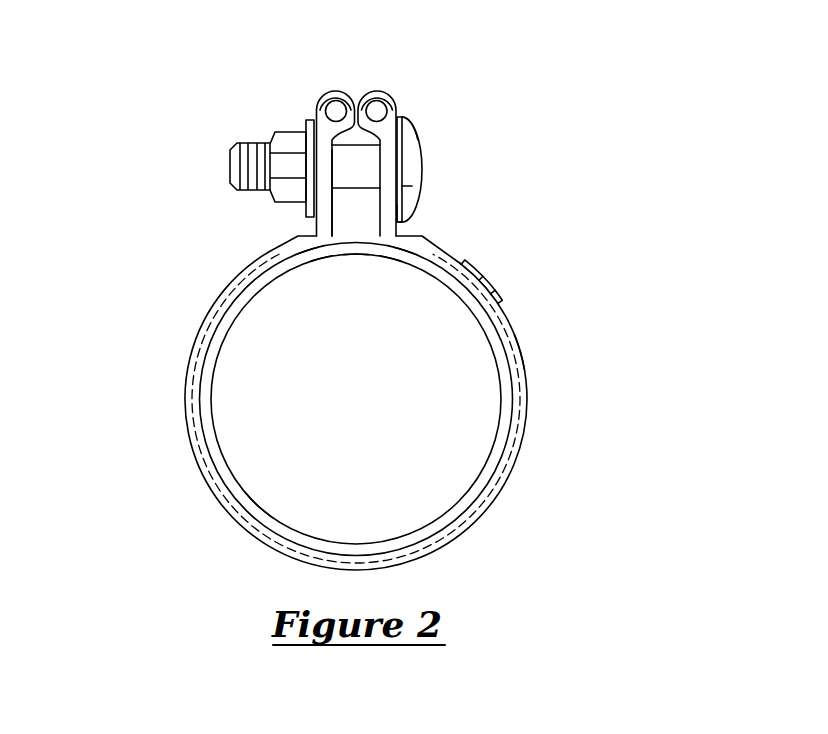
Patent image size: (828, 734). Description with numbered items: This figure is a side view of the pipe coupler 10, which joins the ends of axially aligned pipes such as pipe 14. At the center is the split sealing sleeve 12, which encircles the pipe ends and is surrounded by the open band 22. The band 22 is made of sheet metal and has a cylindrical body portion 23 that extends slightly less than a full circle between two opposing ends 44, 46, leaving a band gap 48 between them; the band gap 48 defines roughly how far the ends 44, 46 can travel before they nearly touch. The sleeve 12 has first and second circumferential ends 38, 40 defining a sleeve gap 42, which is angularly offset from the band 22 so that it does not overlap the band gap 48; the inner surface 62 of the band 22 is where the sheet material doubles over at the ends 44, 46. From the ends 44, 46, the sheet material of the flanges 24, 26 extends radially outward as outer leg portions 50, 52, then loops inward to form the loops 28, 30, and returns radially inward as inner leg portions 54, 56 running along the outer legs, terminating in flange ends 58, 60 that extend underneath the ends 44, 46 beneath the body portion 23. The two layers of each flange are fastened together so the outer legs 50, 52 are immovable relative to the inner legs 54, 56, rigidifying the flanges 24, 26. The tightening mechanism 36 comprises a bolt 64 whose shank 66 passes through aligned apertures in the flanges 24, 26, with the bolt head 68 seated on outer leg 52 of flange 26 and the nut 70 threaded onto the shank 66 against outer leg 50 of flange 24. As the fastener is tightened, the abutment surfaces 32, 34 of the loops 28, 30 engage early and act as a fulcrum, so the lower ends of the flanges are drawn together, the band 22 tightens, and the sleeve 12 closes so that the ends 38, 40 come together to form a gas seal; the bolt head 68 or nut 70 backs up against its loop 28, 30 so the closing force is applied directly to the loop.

The coupler 10 is at (500, 196).
The split sealing sleeve 12 is at (528, 387).
The pipe 14 is at (508, 423).
The open band 22 is at (525, 350).
The cylindrical body portion 23 is at (223, 510).
The flange 24 is at (314, 108).
The flange 26 is at (401, 99).
The loop 28 is at (325, 94).
The loop 30 is at (388, 93).
The abutment surface 32 is at (355, 97).
The abutment surface 34 is at (358, 97).
The tightening mechanism 36 is at (416, 121).
The first circumferential end 38 is at (473, 277).
The second circumferential end 40 is at (488, 293).
The sleeve gap 42 is at (493, 278).
The band end 44 is at (298, 240).
The band end 46 is at (424, 245).
The band gap 48 is at (357, 218).
The outer leg portion 50 is at (306, 187).
The outer leg portion 52 is at (400, 214).
The inner leg portion 54 is at (332, 200).
The inner leg portion 56 is at (405, 186).
The flange end 58 is at (321, 240).
The flange end 60 is at (396, 242).
The inner surface 62 is at (198, 343).
The bolt 64 is at (422, 170).
The shank 66 is at (230, 167).
The bolt head 68 is at (402, 128).
The nut 70 is at (275, 131).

GOAL OF THE EXERCISE -> Copy the records above word for word, leaving out the pictures.

ANSWER TO THE TASK ->
Patent image size: (828, 734). Description with numbered items: This figure is a side view of the pipe coupler 10, which joins the ends of axially aligned pipes such as pipe 14. At the center is the split sealing sleeve 12, which encircles the pipe ends and is surrounded by the open band 22. The band 22 is made of sheet metal and has a cylindrical body portion 23 that extends slightly less than a full circle between two opposing ends 44, 46, leaving a band gap 48 between them; the band gap 48 defines roughly how far the ends 44, 46 can travel before they nearly touch. The sleeve 12 has first and second circumferential ends 38, 40 defining a sleeve gap 42, which is angularly offset from the band 22 so that it does not overlap the band gap 48; the inner surface 62 of the band 22 is where the sheet material doubles over at the ends 44, 46. From the ends 44, 46, the sheet material of the flanges 24, 26 extends radially outward as outer leg portions 50, 52, then loops inward to form the loops 28, 30, and returns radially inward as inner leg portions 54, 56 running along the outer legs, terminating in flange ends 58, 60 that extend underneath the ends 44, 46 beneath the body portion 23. The two layers of each flange are fastened together so the outer legs 50, 52 are immovable relative to the inner legs 54, 56, rigidifying the flanges 24, 26. The tightening mechanism 36 comprises a bolt 64 whose shank 66 passes through aligned apertures in the flanges 24, 26, with the bolt head 68 seated on outer leg 52 of flange 26 and the nut 70 threaded onto the shank 66 against outer leg 50 of flange 24. As the fastener is tightened, the abutment surfaces 32, 34 of the loops 28, 30 engage early and act as a fulcrum, so the lower ends of the flanges are drawn together, the band 22 tightens, and the sleeve 12 closes so that the ends 38, 40 come together to form a gas seal; the bolt head 68 or nut 70 backs up against its loop 28, 30 so the closing force is applied directly to the loop.

The coupler 10 is at (500, 196).
The split sealing sleeve 12 is at (528, 387).
The pipe 14 is at (508, 423).
The open band 22 is at (525, 350).
The cylindrical body portion 23 is at (223, 510).
The flange 24 is at (314, 108).
The flange 26 is at (401, 99).
The loop 28 is at (325, 94).
The loop 30 is at (388, 93).
The abutment surface 32 is at (355, 97).
The abutment surface 34 is at (358, 97).
The tightening mechanism 36 is at (416, 121).
The first circumferential end 38 is at (473, 277).
The second circumferential end 40 is at (488, 293).
The sleeve gap 42 is at (493, 278).
The band end 44 is at (298, 240).
The band end 46 is at (424, 245).
The band gap 48 is at (357, 218).
The outer leg portion 50 is at (306, 187).
The outer leg portion 52 is at (400, 214).
The inner leg portion 54 is at (332, 200).
The inner leg portion 56 is at (405, 186).
The flange end 58 is at (321, 240).
The flange end 60 is at (396, 242).
The inner surface 62 is at (198, 343).
The bolt 64 is at (422, 170).
The shank 66 is at (230, 167).
The bolt head 68 is at (402, 128).
The nut 70 is at (275, 131).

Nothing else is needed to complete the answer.